## TO DO
Leave the pictures out. Return all other data exactly.

## STORED ROWS

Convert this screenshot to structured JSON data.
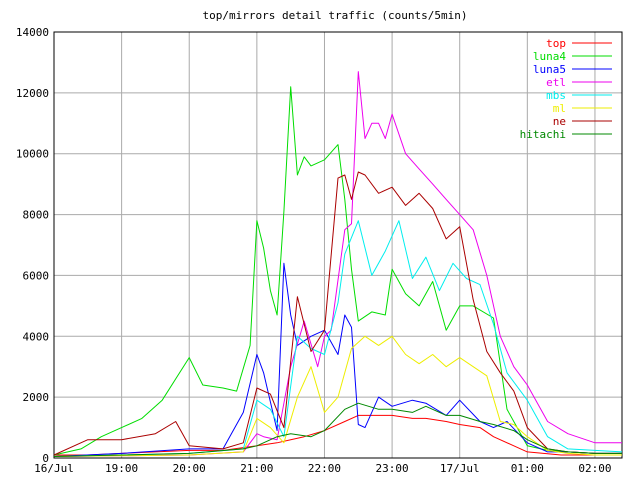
{
  "chart_data": {
    "type": "line",
    "title": "top/mirrors detail traffic (counts/5min)",
    "xlabel": "",
    "ylabel": "",
    "x_ticks": [
      "16/Jul",
      "19:00",
      "20:00",
      "21:00",
      "22:00",
      "23:00",
      "17/Jul",
      "01:00",
      "02:00"
    ],
    "y_ticks": [
      "0",
      "2000",
      "4000",
      "6000",
      "8000",
      "10000",
      "12000",
      "14000"
    ],
    "xlim": [
      18.0,
      26.4
    ],
    "ylim": [
      0,
      14000
    ],
    "grid": true,
    "legend_position": "top-right",
    "series": [
      {
        "name": "top",
        "color": "#ff0000",
        "x": [
          18.0,
          18.5,
          19.0,
          19.5,
          20.0,
          20.5,
          21.0,
          21.3,
          21.5,
          21.7,
          22.0,
          22.3,
          22.5,
          22.8,
          23.0,
          23.3,
          23.5,
          23.8,
          24.0,
          24.3,
          24.5,
          24.8,
          25.0,
          25.5,
          26.0,
          26.4
        ],
        "y": [
          100,
          100,
          150,
          200,
          250,
          250,
          400,
          500,
          600,
          700,
          900,
          1200,
          1400,
          1400,
          1400,
          1300,
          1300,
          1200,
          1100,
          1000,
          700,
          400,
          200,
          100,
          100,
          100
        ]
      },
      {
        "name": "luna4",
        "color": "#00dd00",
        "x": [
          18.0,
          18.4,
          18.7,
          19.0,
          19.3,
          19.6,
          19.8,
          20.0,
          20.2,
          20.5,
          20.7,
          20.9,
          21.0,
          21.1,
          21.2,
          21.3,
          21.4,
          21.5,
          21.6,
          21.7,
          21.8,
          22.0,
          22.2,
          22.3,
          22.4,
          22.5,
          22.7,
          22.9,
          23.0,
          23.2,
          23.4,
          23.6,
          23.8,
          24.0,
          24.2,
          24.5,
          24.7,
          25.0,
          25.3,
          25.6,
          26.0,
          26.4
        ],
        "y": [
          100,
          300,
          700,
          1000,
          1300,
          1900,
          2600,
          3300,
          2400,
          2300,
          2200,
          3700,
          7800,
          6900,
          5500,
          4700,
          8100,
          12200,
          9300,
          9900,
          9600,
          9800,
          10300,
          8500,
          6200,
          4500,
          4800,
          4700,
          6200,
          5400,
          5000,
          5800,
          4200,
          5000,
          5000,
          4600,
          1600,
          400,
          250,
          200,
          150,
          150
        ]
      },
      {
        "name": "luna5",
        "color": "#0000ff",
        "x": [
          18.0,
          19.0,
          20.0,
          20.5,
          20.8,
          21.0,
          21.1,
          21.3,
          21.4,
          21.5,
          21.6,
          21.8,
          22.0,
          22.2,
          22.3,
          22.4,
          22.5,
          22.6,
          22.8,
          23.0,
          23.3,
          23.5,
          23.8,
          24.0,
          24.3,
          24.5,
          24.7,
          25.0,
          25.3,
          25.6,
          26.0,
          26.4
        ],
        "y": [
          50,
          150,
          300,
          300,
          1500,
          3400,
          2800,
          900,
          6400,
          4700,
          3700,
          4000,
          4200,
          3400,
          4700,
          4300,
          1100,
          1000,
          2000,
          1700,
          1900,
          1800,
          1400,
          1900,
          1200,
          1000,
          1200,
          500,
          200,
          200,
          150,
          150
        ]
      },
      {
        "name": "etl",
        "color": "#ee00ee",
        "x": [
          18.0,
          20.0,
          20.8,
          21.0,
          21.1,
          21.3,
          21.5,
          21.7,
          21.9,
          22.0,
          22.1,
          22.3,
          22.4,
          22.5,
          22.6,
          22.7,
          22.8,
          22.9,
          23.0,
          23.2,
          23.4,
          23.6,
          23.8,
          24.0,
          24.2,
          24.4,
          24.6,
          24.8,
          25.0,
          25.3,
          25.6,
          26.0,
          26.4
        ],
        "y": [
          50,
          100,
          200,
          800,
          700,
          600,
          3000,
          4500,
          3000,
          4000,
          4200,
          7500,
          7700,
          12700,
          10500,
          11000,
          11000,
          10500,
          11300,
          10000,
          9500,
          9000,
          8500,
          8000,
          7500,
          6000,
          4000,
          3000,
          2400,
          1200,
          800,
          500,
          500
        ]
      },
      {
        "name": "mbs",
        "color": "#00eeee",
        "x": [
          18.0,
          20.0,
          20.8,
          21.0,
          21.2,
          21.4,
          21.6,
          21.8,
          22.0,
          22.2,
          22.3,
          22.5,
          22.7,
          22.9,
          23.1,
          23.3,
          23.5,
          23.7,
          23.9,
          24.1,
          24.3,
          24.5,
          24.7,
          25.0,
          25.3,
          25.6,
          26.0,
          26.4
        ],
        "y": [
          50,
          150,
          300,
          1900,
          1600,
          700,
          4000,
          3600,
          3400,
          5100,
          6700,
          7800,
          6000,
          6800,
          7800,
          5900,
          6600,
          5500,
          6400,
          5900,
          5700,
          4400,
          2800,
          1900,
          700,
          300,
          250,
          200
        ]
      },
      {
        "name": "ml",
        "color": "#eeee00",
        "x": [
          18.0,
          20.0,
          20.8,
          21.0,
          21.2,
          21.4,
          21.6,
          21.8,
          22.0,
          22.2,
          22.4,
          22.6,
          22.8,
          23.0,
          23.2,
          23.4,
          23.6,
          23.8,
          24.0,
          24.2,
          24.4,
          24.6,
          24.8,
          25.0,
          25.3,
          25.6,
          26.0,
          26.4
        ],
        "y": [
          50,
          100,
          200,
          1300,
          1000,
          500,
          2000,
          3000,
          1500,
          2000,
          3600,
          4000,
          3700,
          4000,
          3400,
          3100,
          3400,
          3000,
          3300,
          3000,
          2700,
          1200,
          1100,
          700,
          250,
          150,
          100,
          100
        ]
      },
      {
        "name": "ne",
        "color": "#aa0000",
        "x": [
          18.0,
          18.5,
          19.0,
          19.5,
          19.8,
          20.0,
          20.5,
          20.8,
          21.0,
          21.2,
          21.4,
          21.6,
          21.8,
          22.0,
          22.2,
          22.3,
          22.4,
          22.5,
          22.6,
          22.8,
          23.0,
          23.2,
          23.4,
          23.6,
          23.8,
          24.0,
          24.2,
          24.4,
          24.6,
          24.8,
          25.0,
          25.3,
          25.6,
          26.0,
          26.4
        ],
        "y": [
          100,
          600,
          600,
          800,
          1200,
          400,
          300,
          500,
          2300,
          2100,
          1000,
          5300,
          3500,
          4200,
          9200,
          9300,
          8500,
          9400,
          9300,
          8700,
          8900,
          8300,
          8700,
          8200,
          7200,
          7600,
          5200,
          3500,
          2800,
          2200,
          1000,
          300,
          200,
          150,
          150
        ]
      },
      {
        "name": "hitachi",
        "color": "#008800",
        "x": [
          18.0,
          19.0,
          20.0,
          20.8,
          21.0,
          21.3,
          21.5,
          21.8,
          22.0,
          22.3,
          22.5,
          22.8,
          23.0,
          23.3,
          23.5,
          23.8,
          24.0,
          24.3,
          24.5,
          24.8,
          25.0,
          25.3,
          25.6,
          26.0,
          26.4
        ],
        "y": [
          50,
          100,
          150,
          300,
          400,
          700,
          800,
          700,
          900,
          1600,
          1800,
          1600,
          1600,
          1500,
          1700,
          1400,
          1400,
          1200,
          1100,
          900,
          600,
          300,
          200,
          150,
          150
        ]
      }
    ]
  }
}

## TASK ANSWER
Convert this screenshot to structured JSON data.
{
  "chart_data": {
    "type": "line",
    "title": "top/mirrors detail traffic (counts/5min)",
    "xlabel": "",
    "ylabel": "",
    "x_ticks": [
      "16/Jul",
      "19:00",
      "20:00",
      "21:00",
      "22:00",
      "23:00",
      "17/Jul",
      "01:00",
      "02:00"
    ],
    "y_ticks": [
      "0",
      "2000",
      "4000",
      "6000",
      "8000",
      "10000",
      "12000",
      "14000"
    ],
    "xlim": [
      18.0,
      26.4
    ],
    "ylim": [
      0,
      14000
    ],
    "grid": true,
    "legend_position": "top-right",
    "series": [
      {
        "name": "top",
        "color": "#ff0000",
        "x": [
          18.0,
          18.5,
          19.0,
          19.5,
          20.0,
          20.5,
          21.0,
          21.3,
          21.5,
          21.7,
          22.0,
          22.3,
          22.5,
          22.8,
          23.0,
          23.3,
          23.5,
          23.8,
          24.0,
          24.3,
          24.5,
          24.8,
          25.0,
          25.5,
          26.0,
          26.4
        ],
        "y": [
          100,
          100,
          150,
          200,
          250,
          250,
          400,
          500,
          600,
          700,
          900,
          1200,
          1400,
          1400,
          1400,
          1300,
          1300,
          1200,
          1100,
          1000,
          700,
          400,
          200,
          100,
          100,
          100
        ]
      },
      {
        "name": "luna4",
        "color": "#00dd00",
        "x": [
          18.0,
          18.4,
          18.7,
          19.0,
          19.3,
          19.6,
          19.8,
          20.0,
          20.2,
          20.5,
          20.7,
          20.9,
          21.0,
          21.1,
          21.2,
          21.3,
          21.4,
          21.5,
          21.6,
          21.7,
          21.8,
          22.0,
          22.2,
          22.3,
          22.4,
          22.5,
          22.7,
          22.9,
          23.0,
          23.2,
          23.4,
          23.6,
          23.8,
          24.0,
          24.2,
          24.5,
          24.7,
          25.0,
          25.3,
          25.6,
          26.0,
          26.4
        ],
        "y": [
          100,
          300,
          700,
          1000,
          1300,
          1900,
          2600,
          3300,
          2400,
          2300,
          2200,
          3700,
          7800,
          6900,
          5500,
          4700,
          8100,
          12200,
          9300,
          9900,
          9600,
          9800,
          10300,
          8500,
          6200,
          4500,
          4800,
          4700,
          6200,
          5400,
          5000,
          5800,
          4200,
          5000,
          5000,
          4600,
          1600,
          400,
          250,
          200,
          150,
          150
        ]
      },
      {
        "name": "luna5",
        "color": "#0000ff",
        "x": [
          18.0,
          19.0,
          20.0,
          20.5,
          20.8,
          21.0,
          21.1,
          21.3,
          21.4,
          21.5,
          21.6,
          21.8,
          22.0,
          22.2,
          22.3,
          22.4,
          22.5,
          22.6,
          22.8,
          23.0,
          23.3,
          23.5,
          23.8,
          24.0,
          24.3,
          24.5,
          24.7,
          25.0,
          25.3,
          25.6,
          26.0,
          26.4
        ],
        "y": [
          50,
          150,
          300,
          300,
          1500,
          3400,
          2800,
          900,
          6400,
          4700,
          3700,
          4000,
          4200,
          3400,
          4700,
          4300,
          1100,
          1000,
          2000,
          1700,
          1900,
          1800,
          1400,
          1900,
          1200,
          1000,
          1200,
          500,
          200,
          200,
          150,
          150
        ]
      },
      {
        "name": "etl",
        "color": "#ee00ee",
        "x": [
          18.0,
          20.0,
          20.8,
          21.0,
          21.1,
          21.3,
          21.5,
          21.7,
          21.9,
          22.0,
          22.1,
          22.3,
          22.4,
          22.5,
          22.6,
          22.7,
          22.8,
          22.9,
          23.0,
          23.2,
          23.4,
          23.6,
          23.8,
          24.0,
          24.2,
          24.4,
          24.6,
          24.8,
          25.0,
          25.3,
          25.6,
          26.0,
          26.4
        ],
        "y": [
          50,
          100,
          200,
          800,
          700,
          600,
          3000,
          4500,
          3000,
          4000,
          4200,
          7500,
          7700,
          12700,
          10500,
          11000,
          11000,
          10500,
          11300,
          10000,
          9500,
          9000,
          8500,
          8000,
          7500,
          6000,
          4000,
          3000,
          2400,
          1200,
          800,
          500,
          500
        ]
      },
      {
        "name": "mbs",
        "color": "#00eeee",
        "x": [
          18.0,
          20.0,
          20.8,
          21.0,
          21.2,
          21.4,
          21.6,
          21.8,
          22.0,
          22.2,
          22.3,
          22.5,
          22.7,
          22.9,
          23.1,
          23.3,
          23.5,
          23.7,
          23.9,
          24.1,
          24.3,
          24.5,
          24.7,
          25.0,
          25.3,
          25.6,
          26.0,
          26.4
        ],
        "y": [
          50,
          150,
          300,
          1900,
          1600,
          700,
          4000,
          3600,
          3400,
          5100,
          6700,
          7800,
          6000,
          6800,
          7800,
          5900,
          6600,
          5500,
          6400,
          5900,
          5700,
          4400,
          2800,
          1900,
          700,
          300,
          250,
          200
        ]
      },
      {
        "name": "ml",
        "color": "#eeee00",
        "x": [
          18.0,
          20.0,
          20.8,
          21.0,
          21.2,
          21.4,
          21.6,
          21.8,
          22.0,
          22.2,
          22.4,
          22.6,
          22.8,
          23.0,
          23.2,
          23.4,
          23.6,
          23.8,
          24.0,
          24.2,
          24.4,
          24.6,
          24.8,
          25.0,
          25.3,
          25.6,
          26.0,
          26.4
        ],
        "y": [
          50,
          100,
          200,
          1300,
          1000,
          500,
          2000,
          3000,
          1500,
          2000,
          3600,
          4000,
          3700,
          4000,
          3400,
          3100,
          3400,
          3000,
          3300,
          3000,
          2700,
          1200,
          1100,
          700,
          250,
          150,
          100,
          100
        ]
      },
      {
        "name": "ne",
        "color": "#aa0000",
        "x": [
          18.0,
          18.5,
          19.0,
          19.5,
          19.8,
          20.0,
          20.5,
          20.8,
          21.0,
          21.2,
          21.4,
          21.6,
          21.8,
          22.0,
          22.2,
          22.3,
          22.4,
          22.5,
          22.6,
          22.8,
          23.0,
          23.2,
          23.4,
          23.6,
          23.8,
          24.0,
          24.2,
          24.4,
          24.6,
          24.8,
          25.0,
          25.3,
          25.6,
          26.0,
          26.4
        ],
        "y": [
          100,
          600,
          600,
          800,
          1200,
          400,
          300,
          500,
          2300,
          2100,
          1000,
          5300,
          3500,
          4200,
          9200,
          9300,
          8500,
          9400,
          9300,
          8700,
          8900,
          8300,
          8700,
          8200,
          7200,
          7600,
          5200,
          3500,
          2800,
          2200,
          1000,
          300,
          200,
          150,
          150
        ]
      },
      {
        "name": "hitachi",
        "color": "#008800",
        "x": [
          18.0,
          19.0,
          20.0,
          20.8,
          21.0,
          21.3,
          21.5,
          21.8,
          22.0,
          22.3,
          22.5,
          22.8,
          23.0,
          23.3,
          23.5,
          23.8,
          24.0,
          24.3,
          24.5,
          24.8,
          25.0,
          25.3,
          25.6,
          26.0,
          26.4
        ],
        "y": [
          50,
          100,
          150,
          300,
          400,
          700,
          800,
          700,
          900,
          1600,
          1800,
          1600,
          1600,
          1500,
          1700,
          1400,
          1400,
          1200,
          1100,
          900,
          600,
          300,
          200,
          150,
          150
        ]
      }
    ]
  }
}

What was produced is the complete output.